- [DESCRIPTION OF THE TASK]:
Pictures aside, repeat every entry exactly.

···

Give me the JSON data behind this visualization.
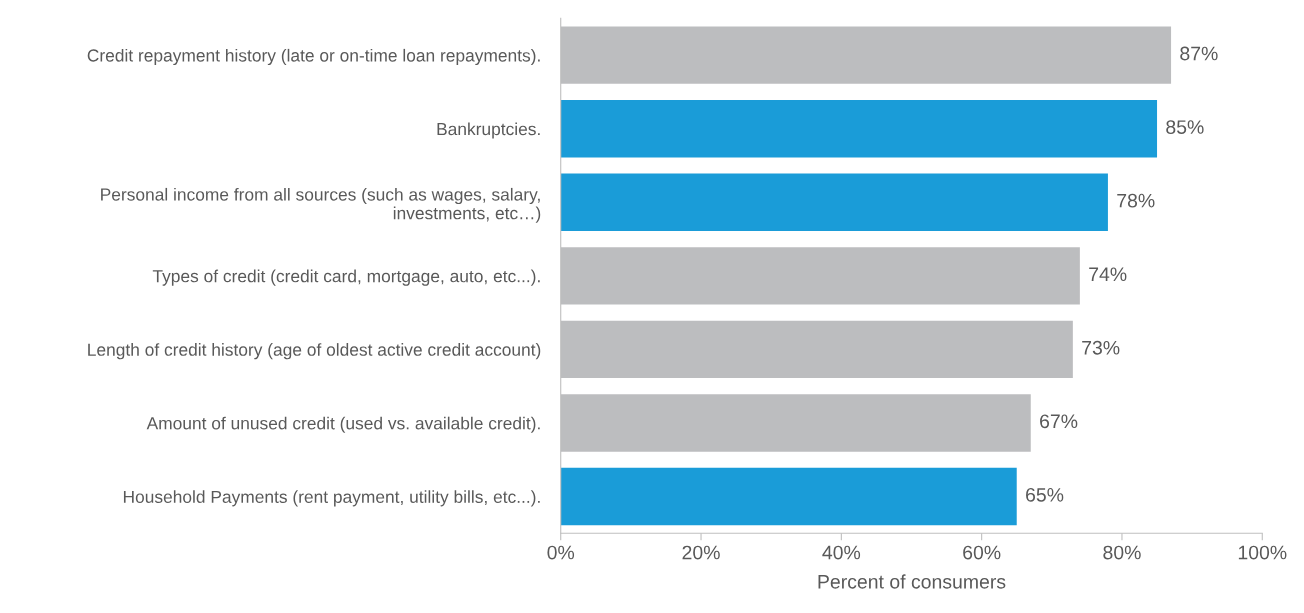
{
  "chart_data": {
    "type": "bar",
    "orientation": "horizontal",
    "xlabel": "Percent of consumers",
    "categories": [
      "Credit repayment history (late or on-time loan repayments).",
      "Bankruptcies.",
      "Personal income from all sources (such as wages, salary,\ninvestments, etc…)",
      "Types of credit (credit card, mortgage, auto, etc...).",
      "Length of credit history (age of oldest active credit account)",
      "Amount of unused credit (used vs. available credit).",
      "Household Payments (rent payment, utility bills, etc...)."
    ],
    "values": [
      87,
      85,
      78,
      74,
      73,
      67,
      65
    ],
    "colors": [
      "#bcbdbf",
      "#1a9cd8",
      "#1a9cd8",
      "#bcbdbf",
      "#bcbdbf",
      "#bcbdbf",
      "#1a9cd8"
    ],
    "value_labels": [
      "87%",
      "85%",
      "78%",
      "74%",
      "73%",
      "67%",
      "65%"
    ],
    "xlim": [
      0,
      100
    ],
    "xticks": [
      {
        "value": 0,
        "label": "0%"
      },
      {
        "value": 20,
        "label": "20%"
      },
      {
        "value": 40,
        "label": "40%"
      },
      {
        "value": 60,
        "label": "60%"
      },
      {
        "value": 80,
        "label": "80%"
      },
      {
        "value": 100,
        "label": "100%"
      }
    ],
    "grid": false
  }
}
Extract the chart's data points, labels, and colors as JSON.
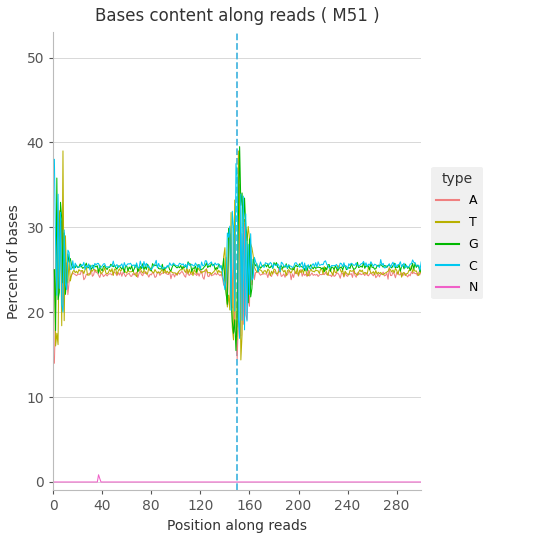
{
  "title": "Bases content along reads ( M51 )",
  "xlabel": "Position along reads",
  "ylabel": "Percent of bases",
  "xlim": [
    0,
    300
  ],
  "ylim": [
    -1,
    53
  ],
  "xticks": [
    0,
    40,
    80,
    120,
    160,
    200,
    240,
    280
  ],
  "yticks": [
    0,
    10,
    20,
    30,
    40,
    50
  ],
  "dashed_vline_x": 150,
  "dashed_vline_color": "#4ab8e0",
  "colors": {
    "A": "#f08080",
    "T": "#b8b000",
    "G": "#00b800",
    "C": "#00c8f0",
    "N": "#f060c8"
  },
  "legend_title": "type",
  "background_color": "#ffffff",
  "panel_background": "#ffffff",
  "stable_A": 24.5,
  "stable_T": 24.8,
  "stable_G": 25.3,
  "stable_C": 25.5,
  "figsize": [
    5.4,
    5.4
  ],
  "dpi": 100
}
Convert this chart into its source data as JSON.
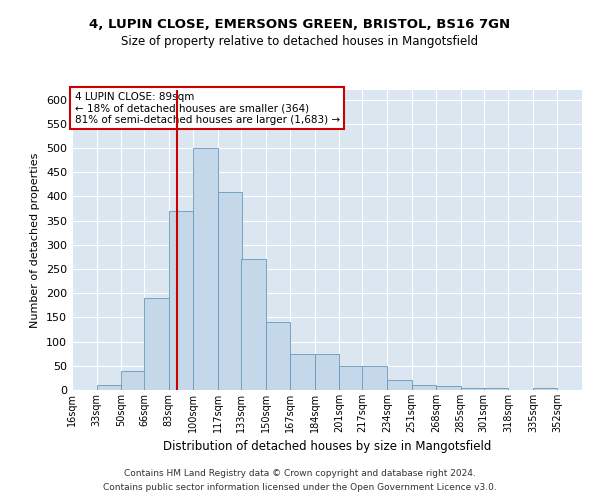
{
  "title1": "4, LUPIN CLOSE, EMERSONS GREEN, BRISTOL, BS16 7GN",
  "title2": "Size of property relative to detached houses in Mangotsfield",
  "xlabel": "Distribution of detached houses by size in Mangotsfield",
  "ylabel": "Number of detached properties",
  "footer1": "Contains HM Land Registry data © Crown copyright and database right 2024.",
  "footer2": "Contains public sector information licensed under the Open Government Licence v3.0.",
  "annotation_line1": "4 LUPIN CLOSE: 89sqm",
  "annotation_line2": "← 18% of detached houses are smaller (364)",
  "annotation_line3": "81% of semi-detached houses are larger (1,683) →",
  "property_size": 89,
  "bar_color": "#c5d8ea",
  "bar_edge_color": "#6699bb",
  "marker_color": "#cc0000",
  "bg_color": "#dce6f0",
  "categories": [
    "16sqm",
    "33sqm",
    "50sqm",
    "66sqm",
    "83sqm",
    "100sqm",
    "117sqm",
    "133sqm",
    "150sqm",
    "167sqm",
    "184sqm",
    "201sqm",
    "217sqm",
    "234sqm",
    "251sqm",
    "268sqm",
    "285sqm",
    "301sqm",
    "318sqm",
    "335sqm",
    "352sqm"
  ],
  "bin_starts": [
    16,
    33,
    50,
    66,
    83,
    100,
    117,
    133,
    150,
    167,
    184,
    201,
    217,
    234,
    251,
    268,
    285,
    301,
    318,
    335,
    352
  ],
  "bin_width": 17,
  "values": [
    1,
    10,
    40,
    190,
    370,
    500,
    410,
    270,
    140,
    75,
    75,
    50,
    50,
    20,
    10,
    8,
    5,
    5,
    0,
    5,
    1
  ],
  "ylim": [
    0,
    620
  ],
  "yticks": [
    0,
    50,
    100,
    150,
    200,
    250,
    300,
    350,
    400,
    450,
    500,
    550,
    600
  ],
  "xlim_left": 16,
  "xlim_right": 369
}
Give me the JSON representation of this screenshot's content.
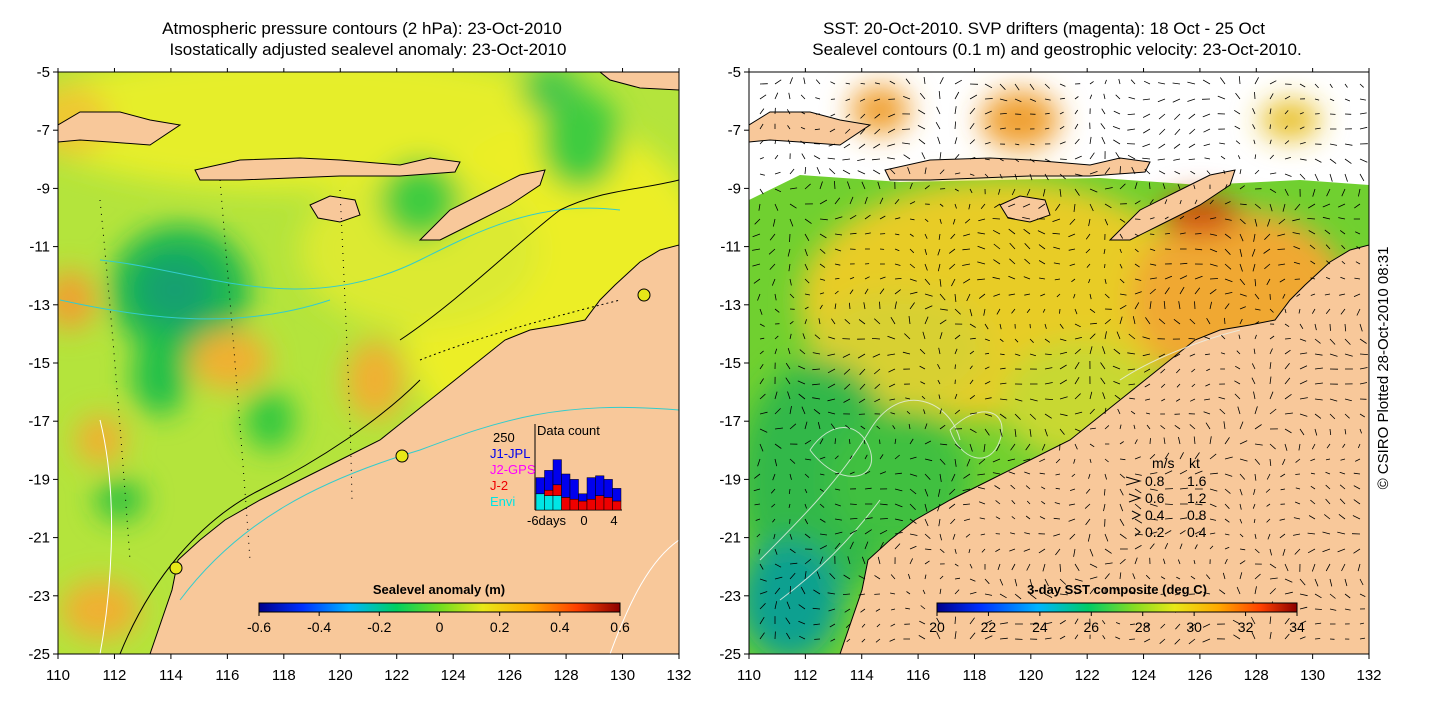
{
  "left_panel": {
    "title_line1": "Atmospheric pressure contours (2 hPa): 23-Oct-2010",
    "title_line2": "Isostatically adjusted sealevel anomaly: 23-Oct-2010",
    "x_ticks": [
      "110",
      "112",
      "114",
      "116",
      "118",
      "120",
      "122",
      "124",
      "126",
      "128",
      "130",
      "132"
    ],
    "y_ticks": [
      "-5",
      "-7",
      "-9",
      "-11",
      "-13",
      "-15",
      "-17",
      "-19",
      "-21",
      "-23",
      "-25"
    ],
    "colorbar": {
      "label": "Sealevel anomaly (m)",
      "ticks": [
        "-0.6",
        "-0.4",
        "-0.2",
        "0",
        "0.2",
        "0.4",
        "0.6"
      ]
    },
    "data_count": {
      "title": "Data count",
      "max_label": "250",
      "legend": [
        {
          "name": "J1-JPL",
          "color": "#0000ee"
        },
        {
          "name": "J2-GPS",
          "color": "#ff00ff"
        },
        {
          "name": "J-2",
          "color": "#ee0000"
        },
        {
          "name": "Envi",
          "color": "#00e5e5"
        }
      ],
      "x_labels": [
        "-6days",
        "0",
        "4"
      ],
      "bars": [
        {
          "blue": 0.45,
          "red": 0.0,
          "cyan": 0.45
        },
        {
          "blue": 0.55,
          "red": 0.15,
          "cyan": 0.4
        },
        {
          "blue": 0.7,
          "red": 0.3,
          "cyan": 0.4
        },
        {
          "blue": 0.65,
          "red": 0.35,
          "cyan": 0.0
        },
        {
          "blue": 0.55,
          "red": 0.3,
          "cyan": 0.0
        },
        {
          "blue": 0.2,
          "red": 0.25,
          "cyan": 0.0
        },
        {
          "blue": 0.6,
          "red": 0.3,
          "cyan": 0.0
        },
        {
          "blue": 0.55,
          "red": 0.4,
          "cyan": 0.0
        },
        {
          "blue": 0.5,
          "red": 0.35,
          "cyan": 0.0
        },
        {
          "blue": 0.35,
          "red": 0.25,
          "cyan": 0.0
        }
      ]
    }
  },
  "right_panel": {
    "title_line1": "SST: 20-Oct-2010. SVP drifters (magenta): 18 Oct - 25 Oct",
    "title_line2": "Sealevel contours (0.1 m) and geostrophic velocity: 23-Oct-2010.",
    "x_ticks": [
      "110",
      "112",
      "114",
      "116",
      "118",
      "120",
      "122",
      "124",
      "126",
      "128",
      "130",
      "132"
    ],
    "y_ticks": [
      "-5",
      "-7",
      "-9",
      "-11",
      "-13",
      "-15",
      "-17",
      "-19",
      "-21",
      "-23",
      "-25"
    ],
    "colorbar": {
      "label": "3-day SST composite (deg C)",
      "ticks": [
        "20",
        "22",
        "24",
        "26",
        "28",
        "30",
        "32",
        "34"
      ]
    },
    "velocity_legend": {
      "header_ms": "m/s",
      "header_kt": "kt",
      "rows": [
        {
          "ms": "0.8",
          "kt": "1.6"
        },
        {
          "ms": "0.6",
          "kt": "1.2"
        },
        {
          "ms": "0.4",
          "kt": "0.8"
        },
        {
          "ms": "0.2",
          "kt": "0.4"
        }
      ]
    }
  },
  "credit": "© CSIRO Plotted 28-Oct-2010 08:31",
  "colors": {
    "land": "#f8c89a",
    "accent_cyan": "#33cccc"
  }
}
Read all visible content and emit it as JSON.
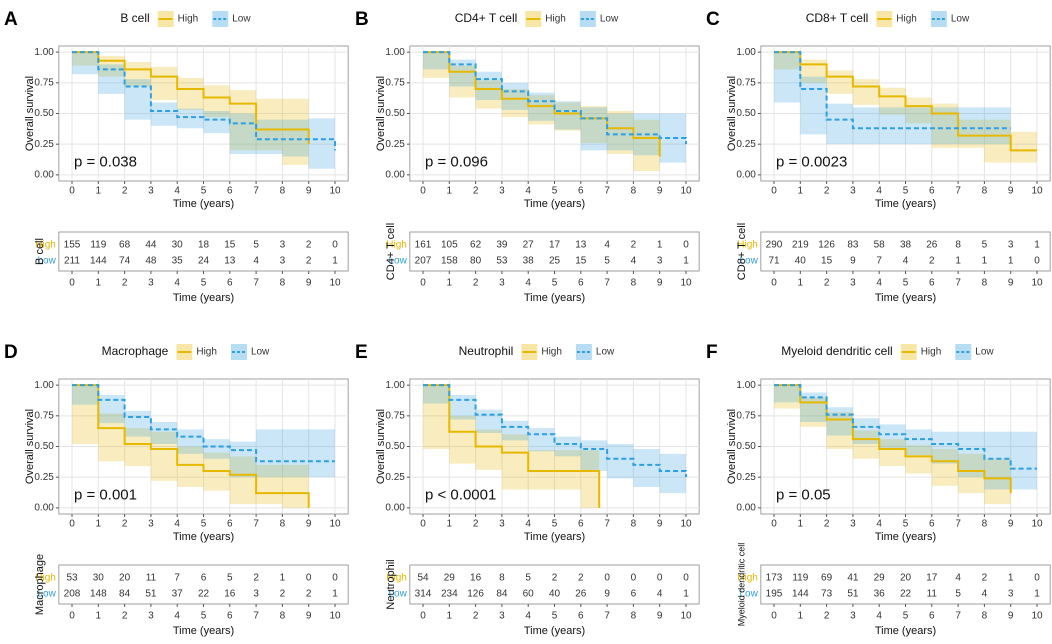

···

- [SOLUTION]:
Give me the JSON data behind this visualization.
{
  "chart_data": {
    "type": "bar",
    "orientation": "horizontal",
    "xlabel": "Percent of consumers",
    "categories": [
      "Credit repayment history (late or on-time loan repayments).",
      "Bankruptcies.",
      "Personal income from all sources (such as wages, salary,\ninvestments, etc…)",
      "Types of credit (credit card, mortgage, auto, etc...).",
      "Length of credit history (age of oldest active credit account)",
      "Amount of unused credit (used vs. available credit).",
      "Household Payments (rent payment, utility bills, etc...)."
    ],
    "values": [
      87,
      85,
      78,
      74,
      73,
      67,
      65
    ],
    "colors": [
      "#bcbdbf",
      "#1a9cd8",
      "#1a9cd8",
      "#bcbdbf",
      "#bcbdbf",
      "#bcbdbf",
      "#1a9cd8"
    ],
    "value_labels": [
      "87%",
      "85%",
      "78%",
      "74%",
      "73%",
      "67%",
      "65%"
    ],
    "xlim": [
      0,
      100
    ],
    "xticks": [
      {
        "value": 0,
        "label": "0%"
      },
      {
        "value": 20,
        "label": "20%"
      },
      {
        "value": 40,
        "label": "40%"
      },
      {
        "value": 60,
        "label": "60%"
      },
      {
        "value": 80,
        "label": "80%"
      },
      {
        "value": 100,
        "label": "100%"
      }
    ],
    "grid": false
  }
}
Extract the chart's data points, labels, and colors as JSON.
{
  "title": "Bases content along reads ( M51 )",
  "xlabel": "Position along reads",
  "ylabel": "Percent of bases",
  "xlim": [
    0,
    300
  ],
  "ylim": [
    -1,
    53
  ],
  "xticks": [
    0,
    40,
    80,
    120,
    160,
    200,
    240,
    280
  ],
  "yticks": [
    0,
    10,
    20,
    30,
    40,
    50
  ],
  "dashed_vline_x": 150,
  "dashed_vline_color": "#4ab8e0",
  "colors": {
    "A": "#f08080",
    "T": "#b8b000",
    "G": "#00b800",
    "C": "#00c8f0",
    "N": "#f060c8"
  },
  "legend_title": "type",
  "background_color": "#ffffff",
  "panel_background": "#ffffff",
  "stable_A": 24.5,
  "stable_T": 24.8,
  "stable_G": 25.3,
  "stable_C": 25.5,
  "figsize": [
    5.4,
    5.4
  ],
  "dpi": 100
}
Convert this chart into its source data as JSON.
{
  "title1": "4, LUPIN CLOSE, EMERSONS GREEN, BRISTOL, BS16 7GN",
  "title2": "Size of property relative to detached houses in Mangotsfield",
  "xlabel": "Distribution of detached houses by size in Mangotsfield",
  "ylabel": "Number of detached properties",
  "footer1": "Contains HM Land Registry data © Crown copyright and database right 2024.",
  "footer2": "Contains public sector information licensed under the Open Government Licence v3.0.",
  "annotation_line1": "4 LUPIN CLOSE: 89sqm",
  "annotation_line2": "← 18% of detached houses are smaller (364)",
  "annotation_line3": "81% of semi-detached houses are larger (1,683) →",
  "property_size": 89,
  "bar_color": "#c5d8ea",
  "bar_edge_color": "#6699bb",
  "marker_color": "#cc0000",
  "bg_color": "#dce6f0",
  "categories": [
    "16sqm",
    "33sqm",
    "50sqm",
    "66sqm",
    "83sqm",
    "100sqm",
    "117sqm",
    "133sqm",
    "150sqm",
    "167sqm",
    "184sqm",
    "201sqm",
    "217sqm",
    "234sqm",
    "251sqm",
    "268sqm",
    "285sqm",
    "301sqm",
    "318sqm",
    "335sqm",
    "352sqm"
  ],
  "bin_starts": [
    16,
    33,
    50,
    66,
    83,
    100,
    117,
    133,
    150,
    167,
    184,
    201,
    217,
    234,
    251,
    268,
    285,
    301,
    318,
    335,
    352
  ],
  "bin_width": 17,
  "values": [
    1,
    10,
    40,
    190,
    370,
    500,
    410,
    270,
    140,
    75,
    75,
    50,
    50,
    20,
    10,
    8,
    5,
    5,
    0,
    5,
    1
  ],
  "ylim": [
    0,
    620
  ],
  "yticks": [
    0,
    50,
    100,
    150,
    200,
    250,
    300,
    350,
    400,
    450,
    500,
    550,
    600
  ],
  "xlim_left": 16,
  "xlim_right": 369
}
Give me the JSON representation of this screenshot's content.
{
  "left_panel": {
    "title_line1": "Atmospheric pressure contours (2 hPa): 23-Oct-2010",
    "title_line2": "Isostatically adjusted sealevel anomaly: 23-Oct-2010",
    "x_ticks": [
      "110",
      "112",
      "114",
      "116",
      "118",
      "120",
      "122",
      "124",
      "126",
      "128",
      "130",
      "132"
    ],
    "y_ticks": [
      "-5",
      "-7",
      "-9",
      "-11",
      "-13",
      "-15",
      "-17",
      "-19",
      "-21",
      "-23",
      "-25"
    ],
    "colorbar": {
      "label": "Sealevel anomaly (m)",
      "ticks": [
        "-0.6",
        "-0.4",
        "-0.2",
        "0",
        "0.2",
        "0.4",
        "0.6"
      ]
    },
    "data_count": {
      "title": "Data count",
      "max_label": "250",
      "legend": [
        {
          "name": "J1-JPL",
          "color": "#0000ee"
        },
        {
          "name": "J2-GPS",
          "color": "#ff00ff"
        },
        {
          "name": "J-2",
          "color": "#ee0000"
        },
        {
          "name": "Envi",
          "color": "#00e5e5"
        }
      ],
      "x_labels": [
        "-6days",
        "0",
        "4"
      ],
      "bars": [
        {
          "blue": 0.45,
          "red": 0.0,
          "cyan": 0.45
        },
        {
          "blue": 0.55,
          "red": 0.15,
          "cyan": 0.4
        },
        {
          "blue": 0.7,
          "red": 0.3,
          "cyan": 0.4
        },
        {
          "blue": 0.65,
          "red": 0.35,
          "cyan": 0.0
        },
        {
          "blue": 0.55,
          "red": 0.3,
          "cyan": 0.0
        },
        {
          "blue": 0.2,
          "red": 0.25,
          "cyan": 0.0
        },
        {
          "blue": 0.6,
          "red": 0.3,
          "cyan": 0.0
        },
        {
          "blue": 0.55,
          "red": 0.4,
          "cyan": 0.0
        },
        {
          "blue": 0.5,
          "red": 0.35,
          "cyan": 0.0
        },
        {
          "blue": 0.35,
          "red": 0.25,
          "cyan": 0.0
        }
      ]
    }
  },
  "right_panel": {
    "title_line1": "SST: 20-Oct-2010. SVP drifters (magenta): 18 Oct - 25 Oct",
    "title_line2": "Sealevel contours (0.1 m) and geostrophic velocity: 23-Oct-2010.",
    "x_ticks": [
      "110",
      "112",
      "114",
      "116",
      "118",
      "120",
      "122",
      "124",
      "126",
      "128",
      "130",
      "132"
    ],
    "y_ticks": [
      "-5",
      "-7",
      "-9",
      "-11",
      "-13",
      "-15",
      "-17",
      "-19",
      "-21",
      "-23",
      "-25"
    ],
    "colorbar": {
      "label": "3-day SST composite (deg C)",
      "ticks": [
        "20",
        "22",
        "24",
        "26",
        "28",
        "30",
        "32",
        "34"
      ]
    },
    "velocity_legend": {
      "header_ms": "m/s",
      "header_kt": "kt",
      "rows": [
        {
          "ms": "0.8",
          "kt": "1.6"
        },
        {
          "ms": "0.6",
          "kt": "1.2"
        },
        {
          "ms": "0.4",
          "kt": "0.8"
        },
        {
          "ms": "0.2",
          "kt": "0.4"
        }
      ]
    }
  },
  "credit": "© CSIRO Plotted 28-Oct-2010 08:31",
  "colors": {
    "land": "#f8c89a",
    "accent_cyan": "#33cccc"
  }
}
Read all visible content and emit it as JSON.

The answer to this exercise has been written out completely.